Items from a figure collection
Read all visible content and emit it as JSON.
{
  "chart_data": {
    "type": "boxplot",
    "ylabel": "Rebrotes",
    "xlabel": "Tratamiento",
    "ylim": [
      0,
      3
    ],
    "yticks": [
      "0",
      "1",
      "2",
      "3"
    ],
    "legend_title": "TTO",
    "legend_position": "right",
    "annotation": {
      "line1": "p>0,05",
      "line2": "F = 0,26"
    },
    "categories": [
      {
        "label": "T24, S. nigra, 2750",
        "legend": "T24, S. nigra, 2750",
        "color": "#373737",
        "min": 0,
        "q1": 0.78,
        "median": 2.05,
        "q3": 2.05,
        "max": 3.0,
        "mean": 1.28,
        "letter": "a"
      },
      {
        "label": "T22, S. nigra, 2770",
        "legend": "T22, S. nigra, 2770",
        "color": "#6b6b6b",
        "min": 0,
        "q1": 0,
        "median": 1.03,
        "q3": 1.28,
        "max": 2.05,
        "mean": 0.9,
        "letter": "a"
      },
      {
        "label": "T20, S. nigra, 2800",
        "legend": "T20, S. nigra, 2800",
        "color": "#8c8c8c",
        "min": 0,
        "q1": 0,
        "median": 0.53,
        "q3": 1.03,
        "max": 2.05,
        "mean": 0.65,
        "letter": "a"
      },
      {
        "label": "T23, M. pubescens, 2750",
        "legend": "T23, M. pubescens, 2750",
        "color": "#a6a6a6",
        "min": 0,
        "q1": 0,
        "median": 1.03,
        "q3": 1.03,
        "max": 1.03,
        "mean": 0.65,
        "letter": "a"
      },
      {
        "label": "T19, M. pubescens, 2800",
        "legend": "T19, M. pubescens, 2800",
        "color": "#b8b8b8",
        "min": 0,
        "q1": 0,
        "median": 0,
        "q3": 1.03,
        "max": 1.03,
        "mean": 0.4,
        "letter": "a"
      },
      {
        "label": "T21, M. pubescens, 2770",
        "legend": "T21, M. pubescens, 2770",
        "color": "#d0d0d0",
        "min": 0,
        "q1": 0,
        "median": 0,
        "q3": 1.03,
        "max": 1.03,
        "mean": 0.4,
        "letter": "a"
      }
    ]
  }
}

> [TASK GOAL]
Repeat the material above exactly.

> [RESULT OF THIS TASK]
Read all visible content and emit it as JSON.
{
  "chart_data": {
    "type": "boxplot",
    "ylabel": "Rebrotes",
    "xlabel": "Tratamiento",
    "ylim": [
      0,
      3
    ],
    "yticks": [
      "0",
      "1",
      "2",
      "3"
    ],
    "legend_title": "TTO",
    "legend_position": "right",
    "annotation": {
      "line1": "p>0,05",
      "line2": "F = 0,26"
    },
    "categories": [
      {
        "label": "T24, S. nigra, 2750",
        "legend": "T24, S. nigra, 2750",
        "color": "#373737",
        "min": 0,
        "q1": 0.78,
        "median": 2.05,
        "q3": 2.05,
        "max": 3.0,
        "mean": 1.28,
        "letter": "a"
      },
      {
        "label": "T22, S. nigra, 2770",
        "legend": "T22, S. nigra, 2770",
        "color": "#6b6b6b",
        "min": 0,
        "q1": 0,
        "median": 1.03,
        "q3": 1.28,
        "max": 2.05,
        "mean": 0.9,
        "letter": "a"
      },
      {
        "label": "T20, S. nigra, 2800",
        "legend": "T20, S. nigra, 2800",
        "color": "#8c8c8c",
        "min": 0,
        "q1": 0,
        "median": 0.53,
        "q3": 1.03,
        "max": 2.05,
        "mean": 0.65,
        "letter": "a"
      },
      {
        "label": "T23, M. pubescens, 2750",
        "legend": "T23, M. pubescens, 2750",
        "color": "#a6a6a6",
        "min": 0,
        "q1": 0,
        "median": 1.03,
        "q3": 1.03,
        "max": 1.03,
        "mean": 0.65,
        "letter": "a"
      },
      {
        "label": "T19, M. pubescens, 2800",
        "legend": "T19, M. pubescens, 2800",
        "color": "#b8b8b8",
        "min": 0,
        "q1": 0,
        "median": 0,
        "q3": 1.03,
        "max": 1.03,
        "mean": 0.4,
        "letter": "a"
      },
      {
        "label": "T21, M. pubescens, 2770",
        "legend": "T21, M. pubescens, 2770",
        "color": "#d0d0d0",
        "min": 0,
        "q1": 0,
        "median": 0,
        "q3": 1.03,
        "max": 1.03,
        "mean": 0.4,
        "letter": "a"
      }
    ]
  }
}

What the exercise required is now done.